• [STATED PROBLEM]: Return every line of the records below verbatim, with no pictures in the copy.

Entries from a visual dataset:
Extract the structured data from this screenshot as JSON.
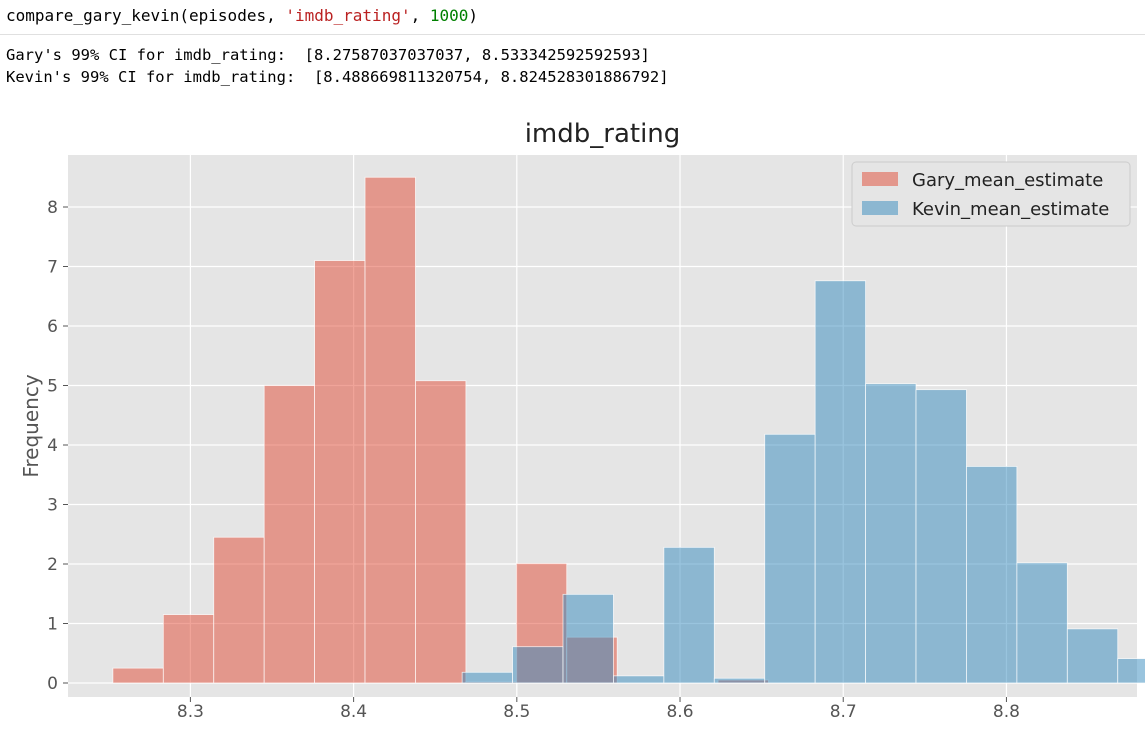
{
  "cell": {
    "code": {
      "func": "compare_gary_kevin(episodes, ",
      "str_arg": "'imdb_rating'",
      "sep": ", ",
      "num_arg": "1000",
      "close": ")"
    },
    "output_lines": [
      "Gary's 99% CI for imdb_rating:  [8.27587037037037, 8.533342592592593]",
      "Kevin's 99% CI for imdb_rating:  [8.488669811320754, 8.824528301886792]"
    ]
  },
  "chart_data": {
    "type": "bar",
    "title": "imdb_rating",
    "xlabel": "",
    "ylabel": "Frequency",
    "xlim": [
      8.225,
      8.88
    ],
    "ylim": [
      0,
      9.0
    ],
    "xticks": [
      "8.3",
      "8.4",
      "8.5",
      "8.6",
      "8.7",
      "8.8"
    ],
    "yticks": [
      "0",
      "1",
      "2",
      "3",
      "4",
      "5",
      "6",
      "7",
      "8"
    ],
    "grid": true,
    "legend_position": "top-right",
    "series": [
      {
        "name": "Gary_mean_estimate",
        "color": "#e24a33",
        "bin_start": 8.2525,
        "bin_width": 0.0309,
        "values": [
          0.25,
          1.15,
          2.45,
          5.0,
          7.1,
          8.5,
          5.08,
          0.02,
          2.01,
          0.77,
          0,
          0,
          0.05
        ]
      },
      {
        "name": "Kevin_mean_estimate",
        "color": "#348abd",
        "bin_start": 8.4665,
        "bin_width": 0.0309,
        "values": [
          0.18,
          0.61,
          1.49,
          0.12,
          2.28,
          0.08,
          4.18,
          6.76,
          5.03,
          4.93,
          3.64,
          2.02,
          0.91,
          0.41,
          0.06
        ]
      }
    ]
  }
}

• [EXERCISE OUTPUT]:
Extract the structured data from this screenshot as JSON.
{
  "cell": {
    "code": {
      "func": "compare_gary_kevin(episodes, ",
      "str_arg": "'imdb_rating'",
      "sep": ", ",
      "num_arg": "1000",
      "close": ")"
    },
    "output_lines": [
      "Gary's 99% CI for imdb_rating:  [8.27587037037037, 8.533342592592593]",
      "Kevin's 99% CI for imdb_rating:  [8.488669811320754, 8.824528301886792]"
    ]
  },
  "chart_data": {
    "type": "bar",
    "title": "imdb_rating",
    "xlabel": "",
    "ylabel": "Frequency",
    "xlim": [
      8.225,
      8.88
    ],
    "ylim": [
      0,
      9.0
    ],
    "xticks": [
      "8.3",
      "8.4",
      "8.5",
      "8.6",
      "8.7",
      "8.8"
    ],
    "yticks": [
      "0",
      "1",
      "2",
      "3",
      "4",
      "5",
      "6",
      "7",
      "8"
    ],
    "grid": true,
    "legend_position": "top-right",
    "series": [
      {
        "name": "Gary_mean_estimate",
        "color": "#e24a33",
        "bin_start": 8.2525,
        "bin_width": 0.0309,
        "values": [
          0.25,
          1.15,
          2.45,
          5.0,
          7.1,
          8.5,
          5.08,
          0.02,
          2.01,
          0.77,
          0,
          0,
          0.05
        ]
      },
      {
        "name": "Kevin_mean_estimate",
        "color": "#348abd",
        "bin_start": 8.4665,
        "bin_width": 0.0309,
        "values": [
          0.18,
          0.61,
          1.49,
          0.12,
          2.28,
          0.08,
          4.18,
          6.76,
          5.03,
          4.93,
          3.64,
          2.02,
          0.91,
          0.41,
          0.06
        ]
      }
    ]
  }
}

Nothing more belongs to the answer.